- **Page extract**:
-------------------------

Quantitative analysis of influential factors of formation heat losses in high-temperature aquifer thermal energy storage system

doi:10.16085/j.issn.1000-6613.2024-1465

Abstract

Abstract:

High-temperature aquifer thermal storage (HT-ATES) can be used to solve the problem of inter-seasonal thermal energy storage in solar heating, but low heat recovery efficiency seriously affects its efficient and sustainable operation. Taking the HT-ATES system as the research object, a flow heat exchange model was constructed, and heat losses evaluation indexes were defined. Based on quantitative analysis of the heat losses in various parts of the formation, the main factors affecting recovery efficiency (R) and formation heat losses (Q_s,m) were revealed. The simulation results indicated that R and Q_s,m were more sensitive to permeability, reservoir thermal conductivity, and flow rate. Reservoir permeability decreased from 4.5D to 0.5D and thermal conductivity decreased from 2.5W/(m·K) to 1.8 W/(m·K), which could reduce Q_s,m by 4.9% and 6.6% respectively, and increase heat extraction by 3% and 2.4%, thereby rising R by 1.8% and 1.7% separately. Magnifying porosity of the reservoir from 0.15 to 0.25 and capacity from 830J/(kg·K) to 1030J/(kg·K) could increase heat storage capacity of reservoir by 2.1% and 3.1% respectively, and decrease thermal effect range by 1.64m and 2.18m separately. The rise of temperature and flow rate of the injection fluid led to a 0.5% decrease and a 5.6% increase in R, respectively, and appropriately growing flow rate and reducing injection temperature could maximize thermal storage capacity and recovery efficiency of the HT-ATES system. Quantitative analysis of heat losses in HT-ATES system provided scientific basis for reservoir selection and optimal development strategy formulation.

-------------------------

- **Records for the exercise**:
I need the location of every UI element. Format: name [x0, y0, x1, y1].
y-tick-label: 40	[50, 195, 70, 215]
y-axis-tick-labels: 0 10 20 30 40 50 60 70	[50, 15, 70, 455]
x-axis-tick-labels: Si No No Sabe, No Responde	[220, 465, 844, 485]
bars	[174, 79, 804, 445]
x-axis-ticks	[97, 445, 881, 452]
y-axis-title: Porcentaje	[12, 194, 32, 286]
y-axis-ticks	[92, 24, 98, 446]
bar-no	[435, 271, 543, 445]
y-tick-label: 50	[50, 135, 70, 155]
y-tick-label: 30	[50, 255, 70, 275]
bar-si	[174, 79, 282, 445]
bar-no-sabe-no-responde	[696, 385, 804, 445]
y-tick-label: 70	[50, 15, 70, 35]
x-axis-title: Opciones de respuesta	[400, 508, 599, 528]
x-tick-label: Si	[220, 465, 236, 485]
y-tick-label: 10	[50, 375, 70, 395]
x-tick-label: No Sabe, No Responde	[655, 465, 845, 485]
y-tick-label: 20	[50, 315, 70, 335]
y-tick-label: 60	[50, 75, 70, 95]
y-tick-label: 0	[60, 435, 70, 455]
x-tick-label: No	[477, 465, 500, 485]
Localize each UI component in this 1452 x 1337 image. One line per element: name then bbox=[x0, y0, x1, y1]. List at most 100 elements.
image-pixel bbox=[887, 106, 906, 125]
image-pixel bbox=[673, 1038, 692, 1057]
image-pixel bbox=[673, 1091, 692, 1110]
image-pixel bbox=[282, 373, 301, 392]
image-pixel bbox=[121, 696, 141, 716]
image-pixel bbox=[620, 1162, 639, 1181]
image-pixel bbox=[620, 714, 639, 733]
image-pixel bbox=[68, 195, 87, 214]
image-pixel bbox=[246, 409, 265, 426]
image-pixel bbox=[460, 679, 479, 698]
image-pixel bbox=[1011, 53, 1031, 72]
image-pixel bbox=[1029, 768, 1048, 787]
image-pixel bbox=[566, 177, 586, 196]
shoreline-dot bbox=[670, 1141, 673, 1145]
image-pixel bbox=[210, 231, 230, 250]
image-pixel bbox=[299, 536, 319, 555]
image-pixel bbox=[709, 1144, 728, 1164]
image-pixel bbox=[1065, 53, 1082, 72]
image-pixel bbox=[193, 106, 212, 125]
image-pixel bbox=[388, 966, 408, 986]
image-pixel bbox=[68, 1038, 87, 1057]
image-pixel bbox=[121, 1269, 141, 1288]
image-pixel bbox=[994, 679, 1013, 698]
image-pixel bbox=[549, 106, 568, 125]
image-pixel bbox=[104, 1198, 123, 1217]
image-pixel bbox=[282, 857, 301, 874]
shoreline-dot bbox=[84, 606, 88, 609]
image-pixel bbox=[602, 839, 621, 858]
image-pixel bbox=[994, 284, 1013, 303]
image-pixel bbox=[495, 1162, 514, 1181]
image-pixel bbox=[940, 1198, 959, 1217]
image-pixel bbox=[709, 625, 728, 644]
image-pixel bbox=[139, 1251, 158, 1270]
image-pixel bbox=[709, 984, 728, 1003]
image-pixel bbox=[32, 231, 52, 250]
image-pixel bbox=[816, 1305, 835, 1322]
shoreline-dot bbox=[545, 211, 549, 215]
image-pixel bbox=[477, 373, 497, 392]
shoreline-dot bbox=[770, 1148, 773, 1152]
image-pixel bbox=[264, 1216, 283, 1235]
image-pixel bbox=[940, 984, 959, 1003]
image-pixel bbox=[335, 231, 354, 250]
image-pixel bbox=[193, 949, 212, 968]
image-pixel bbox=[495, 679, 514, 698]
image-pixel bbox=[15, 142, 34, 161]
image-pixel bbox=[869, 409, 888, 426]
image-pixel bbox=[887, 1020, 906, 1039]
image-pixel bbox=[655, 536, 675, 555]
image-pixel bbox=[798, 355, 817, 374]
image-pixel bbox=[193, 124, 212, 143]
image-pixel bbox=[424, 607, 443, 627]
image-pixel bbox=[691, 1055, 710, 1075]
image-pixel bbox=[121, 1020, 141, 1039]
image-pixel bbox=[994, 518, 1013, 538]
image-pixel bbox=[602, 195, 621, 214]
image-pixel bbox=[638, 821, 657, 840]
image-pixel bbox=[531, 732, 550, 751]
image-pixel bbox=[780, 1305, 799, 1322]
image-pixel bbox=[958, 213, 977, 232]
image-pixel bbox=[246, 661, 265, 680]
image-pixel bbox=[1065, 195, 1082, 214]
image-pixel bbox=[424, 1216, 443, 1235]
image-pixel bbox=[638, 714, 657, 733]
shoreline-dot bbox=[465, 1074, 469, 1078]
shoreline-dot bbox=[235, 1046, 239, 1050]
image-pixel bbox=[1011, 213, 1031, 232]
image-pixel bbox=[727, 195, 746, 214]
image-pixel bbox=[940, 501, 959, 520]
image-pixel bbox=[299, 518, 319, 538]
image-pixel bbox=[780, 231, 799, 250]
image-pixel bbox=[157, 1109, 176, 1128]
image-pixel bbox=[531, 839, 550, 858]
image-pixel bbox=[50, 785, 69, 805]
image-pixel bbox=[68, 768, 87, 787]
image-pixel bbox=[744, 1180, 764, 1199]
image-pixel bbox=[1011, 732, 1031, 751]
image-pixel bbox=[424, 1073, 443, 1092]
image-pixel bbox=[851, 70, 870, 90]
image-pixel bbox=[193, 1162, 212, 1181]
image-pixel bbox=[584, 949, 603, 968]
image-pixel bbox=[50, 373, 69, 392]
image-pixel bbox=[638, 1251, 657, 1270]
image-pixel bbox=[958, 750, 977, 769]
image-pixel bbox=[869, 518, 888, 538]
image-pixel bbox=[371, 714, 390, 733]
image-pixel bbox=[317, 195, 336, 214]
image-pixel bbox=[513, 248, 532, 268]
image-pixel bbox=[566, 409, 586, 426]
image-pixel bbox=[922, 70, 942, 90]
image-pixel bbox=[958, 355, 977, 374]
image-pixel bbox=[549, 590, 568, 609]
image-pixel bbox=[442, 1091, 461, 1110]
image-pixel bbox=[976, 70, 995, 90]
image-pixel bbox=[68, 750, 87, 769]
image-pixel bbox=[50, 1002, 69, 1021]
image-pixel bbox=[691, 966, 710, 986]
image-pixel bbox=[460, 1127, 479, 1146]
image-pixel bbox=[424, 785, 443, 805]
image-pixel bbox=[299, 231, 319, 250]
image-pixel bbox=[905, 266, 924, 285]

-------------------------

- **Complete the following**:
[a] Give the records from their first line through the line containing "194, 32, 286]", inclusive, as a JSON list of strings with one string per line, omitting blank lines.
[b] Write what comes next in the abstract on formation heat losses in high-temperature aquifer thermal energy storage.

- **Answers to each task**:
[a]
[
  "I need the location of every UI element. Format: name [x0, y0, x1, y1].",
  "y-tick-label: 40\t[50, 195, 70, 215]",
  "y-axis-tick-labels: 0 10 20 30 40 50 60 70\t[50, 15, 70, 455]",
  "x-axis-tick-labels: Si No No Sabe, No Responde\t[220, 465, 844, 485]",
  "bars\t[174, 79, 804, 445]",
  "x-axis-ticks\t[97, 445, 881, 452]",
  "y-axis-title: Porcentaje\t[12, 194, 32, 286]"
]

[b]
Key words: high-temperature aquifer thermal storage (HT-ATES), recovery efficiency, formation heat losses, sensitivity analysis, heat losses quantitative analysis

摘要：

高温含水层储热（HT-ATES）可解决太阳能供暖跨季节储热难题，但热回收效率低，影响其高效、可持续运行。以HT-ATES系统为研究对象，构建了流动换热模型，提出了热量损失评价指标。基于对地层各部分热损失的定量分析，揭示了影响热回收效率（R）和地层热损失（Q_s,m）的主要因素。模拟结果表明，R和Q_s,m对渗透率、储层热导率和流量更为敏感。储层横向渗透率由4.5D降低至0.5D、热导率由2.5W/(m·K)降低至1.8W/(m·K)，可使得Q_s,m分别减少4.9%、6.6%，采热量分别增加3%、2.4%，R分别提高1.8%和1.7%。储层孔隙度由0.15增大至0.25、比热容由830J/(kg·K)增加至1030J/(kg·K)，可将储层储热量分别提高2.1%、3.1%，并使热影响范围分别缩小1.64m、2.18m。注入流体温度和流量的增加分别导致R下降0.5%和提高5.6%，适当提高流量并降低注入温度可实现HT-ATES系统储热量和热回收效率的最大化。量化分析HT-ATES系统热损失为储层的选择以及最佳开发方案的制定提供了科学依据。

关键词: 高温含水层储热, 热回收效率, 地层热损失, 敏感性分析, 热损失定量分析

CLC Number:

TK529

WANG Yiming, CHEN Wei, BU Xianbiao. Quantitative analysis of influential factors of formation heat losses in high-temperature aquifer thermal energy storage system[J]. Chemical Industry and Engineering Progress, 2025, 44(10): 5717-5729.

王一鸣, 陈伟, 卜宪标. 高温含水层储热系统地层热损失影响因素量化分析[J]. 化工进展, 2025, 44(10): 5717-5729.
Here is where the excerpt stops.